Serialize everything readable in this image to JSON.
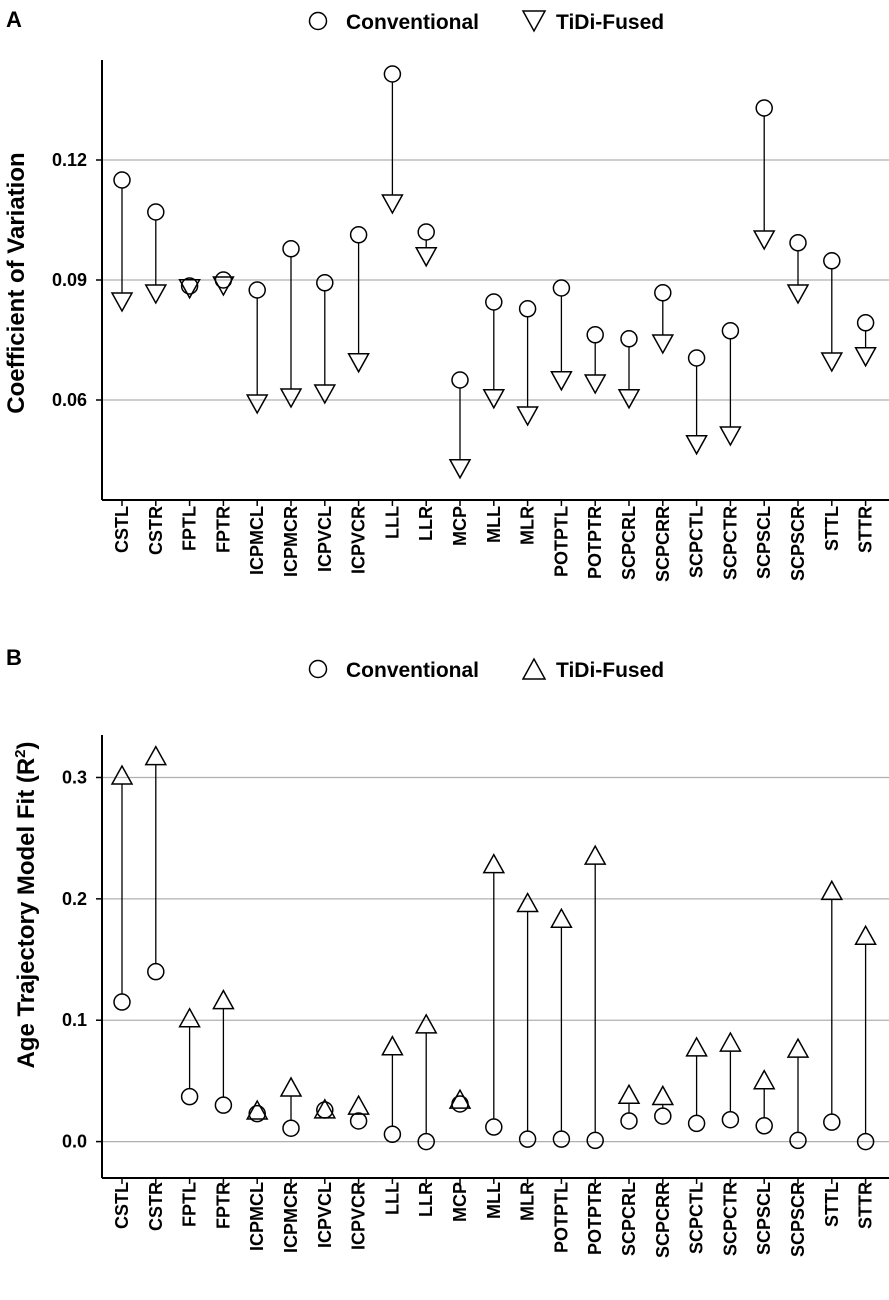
{
  "chart_data": [
    {
      "type": "scatter",
      "panel_label": "A",
      "title": "",
      "xlabel": "",
      "ylabel": "Coefficient of Variation",
      "ylim": [
        0.035,
        0.145
      ],
      "yticks": [
        0.06,
        0.09,
        0.12
      ],
      "ytick_labels": [
        "0.06",
        "0.09",
        "0.12"
      ],
      "grid": true,
      "legend_position": "top",
      "categories": [
        "CSTL",
        "CSTR",
        "FPTL",
        "FPTR",
        "ICPMCL",
        "ICPMCR",
        "ICPVCL",
        "ICPVCR",
        "LLL",
        "LLR",
        "MCP",
        "MLL",
        "MLR",
        "POTPTL",
        "POTPTR",
        "SCPCRL",
        "SCPCRR",
        "SCPCTL",
        "SCPCTR",
        "SCPSCL",
        "SCPSCR",
        "STTL",
        "STTR"
      ],
      "series": [
        {
          "name": "Conventional",
          "marker": "circle",
          "values": [
            0.115,
            0.107,
            0.0885,
            0.09,
            0.0875,
            0.0978,
            0.0893,
            0.1013,
            0.1415,
            0.102,
            0.065,
            0.0845,
            0.0828,
            0.088,
            0.0763,
            0.0753,
            0.0868,
            0.0705,
            0.0773,
            0.133,
            0.0993,
            0.0948,
            0.0793
          ]
        },
        {
          "name": "TiDi-Fused",
          "marker": "triangle-down",
          "values": [
            0.0845,
            0.0865,
            0.0878,
            0.0885,
            0.059,
            0.0605,
            0.0615,
            0.0693,
            0.109,
            0.0958,
            0.0428,
            0.0603,
            0.056,
            0.0648,
            0.064,
            0.0603,
            0.074,
            0.0488,
            0.051,
            0.1,
            0.0865,
            0.0695,
            0.0708
          ]
        }
      ]
    },
    {
      "type": "scatter",
      "panel_label": "B",
      "title": "",
      "xlabel": "",
      "ylabel_main": "Age Trajectory Model Fit (R",
      "ylabel_sup": "2",
      "ylabel_end": ")",
      "ylim": [
        -0.03,
        0.335
      ],
      "yticks": [
        0.0,
        0.1,
        0.2,
        0.3
      ],
      "ytick_labels": [
        "0.0",
        "0.1",
        "0.2",
        "0.3"
      ],
      "grid": true,
      "legend_position": "top",
      "categories": [
        "CSTL",
        "CSTR",
        "FPTL",
        "FPTR",
        "ICPMCL",
        "ICPMCR",
        "ICPVCL",
        "ICPVCR",
        "LLL",
        "LLR",
        "MCP",
        "MLL",
        "MLR",
        "POTPTL",
        "POTPTR",
        "SCPCRL",
        "SCPCRR",
        "SCPCTL",
        "SCPCTR",
        "SCPSCL",
        "SCPSCR",
        "STTL",
        "STTR"
      ],
      "series": [
        {
          "name": "Conventional",
          "marker": "circle",
          "values": [
            0.115,
            0.14,
            0.037,
            0.03,
            0.023,
            0.011,
            0.026,
            0.017,
            0.006,
            0.0,
            0.031,
            0.012,
            0.002,
            0.002,
            0.001,
            0.017,
            0.021,
            0.015,
            0.018,
            0.013,
            0.001,
            0.016,
            0.0
          ]
        },
        {
          "name": "TiDi-Fused",
          "marker": "triangle-up",
          "values": [
            0.302,
            0.318,
            0.102,
            0.117,
            0.026,
            0.045,
            0.027,
            0.03,
            0.079,
            0.097,
            0.035,
            0.229,
            0.197,
            0.184,
            0.236,
            0.039,
            0.038,
            0.078,
            0.082,
            0.051,
            0.077,
            0.207,
            0.17
          ]
        }
      ]
    }
  ]
}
-----
▶ **THE TASK**: Without the pictures, transcribe the listing above exactly.

▶ **WRITTEN RESPONSE**:
Serialize everything readable in this image to JSON.
{
  "chart_data": [
    {
      "type": "scatter",
      "panel_label": "A",
      "title": "",
      "xlabel": "",
      "ylabel": "Coefficient of Variation",
      "ylim": [
        0.035,
        0.145
      ],
      "yticks": [
        0.06,
        0.09,
        0.12
      ],
      "ytick_labels": [
        "0.06",
        "0.09",
        "0.12"
      ],
      "grid": true,
      "legend_position": "top",
      "categories": [
        "CSTL",
        "CSTR",
        "FPTL",
        "FPTR",
        "ICPMCL",
        "ICPMCR",
        "ICPVCL",
        "ICPVCR",
        "LLL",
        "LLR",
        "MCP",
        "MLL",
        "MLR",
        "POTPTL",
        "POTPTR",
        "SCPCRL",
        "SCPCRR",
        "SCPCTL",
        "SCPCTR",
        "SCPSCL",
        "SCPSCR",
        "STTL",
        "STTR"
      ],
      "series": [
        {
          "name": "Conventional",
          "marker": "circle",
          "values": [
            0.115,
            0.107,
            0.0885,
            0.09,
            0.0875,
            0.0978,
            0.0893,
            0.1013,
            0.1415,
            0.102,
            0.065,
            0.0845,
            0.0828,
            0.088,
            0.0763,
            0.0753,
            0.0868,
            0.0705,
            0.0773,
            0.133,
            0.0993,
            0.0948,
            0.0793
          ]
        },
        {
          "name": "TiDi-Fused",
          "marker": "triangle-down",
          "values": [
            0.0845,
            0.0865,
            0.0878,
            0.0885,
            0.059,
            0.0605,
            0.0615,
            0.0693,
            0.109,
            0.0958,
            0.0428,
            0.0603,
            0.056,
            0.0648,
            0.064,
            0.0603,
            0.074,
            0.0488,
            0.051,
            0.1,
            0.0865,
            0.0695,
            0.0708
          ]
        }
      ]
    },
    {
      "type": "scatter",
      "panel_label": "B",
      "title": "",
      "xlabel": "",
      "ylabel_main": "Age Trajectory Model Fit (R",
      "ylabel_sup": "2",
      "ylabel_end": ")",
      "ylim": [
        -0.03,
        0.335
      ],
      "yticks": [
        0.0,
        0.1,
        0.2,
        0.3
      ],
      "ytick_labels": [
        "0.0",
        "0.1",
        "0.2",
        "0.3"
      ],
      "grid": true,
      "legend_position": "top",
      "categories": [
        "CSTL",
        "CSTR",
        "FPTL",
        "FPTR",
        "ICPMCL",
        "ICPMCR",
        "ICPVCL",
        "ICPVCR",
        "LLL",
        "LLR",
        "MCP",
        "MLL",
        "MLR",
        "POTPTL",
        "POTPTR",
        "SCPCRL",
        "SCPCRR",
        "SCPCTL",
        "SCPCTR",
        "SCPSCL",
        "SCPSCR",
        "STTL",
        "STTR"
      ],
      "series": [
        {
          "name": "Conventional",
          "marker": "circle",
          "values": [
            0.115,
            0.14,
            0.037,
            0.03,
            0.023,
            0.011,
            0.026,
            0.017,
            0.006,
            0.0,
            0.031,
            0.012,
            0.002,
            0.002,
            0.001,
            0.017,
            0.021,
            0.015,
            0.018,
            0.013,
            0.001,
            0.016,
            0.0
          ]
        },
        {
          "name": "TiDi-Fused",
          "marker": "triangle-up",
          "values": [
            0.302,
            0.318,
            0.102,
            0.117,
            0.026,
            0.045,
            0.027,
            0.03,
            0.079,
            0.097,
            0.035,
            0.229,
            0.197,
            0.184,
            0.236,
            0.039,
            0.038,
            0.078,
            0.082,
            0.051,
            0.077,
            0.207,
            0.17
          ]
        }
      ]
    }
  ]
}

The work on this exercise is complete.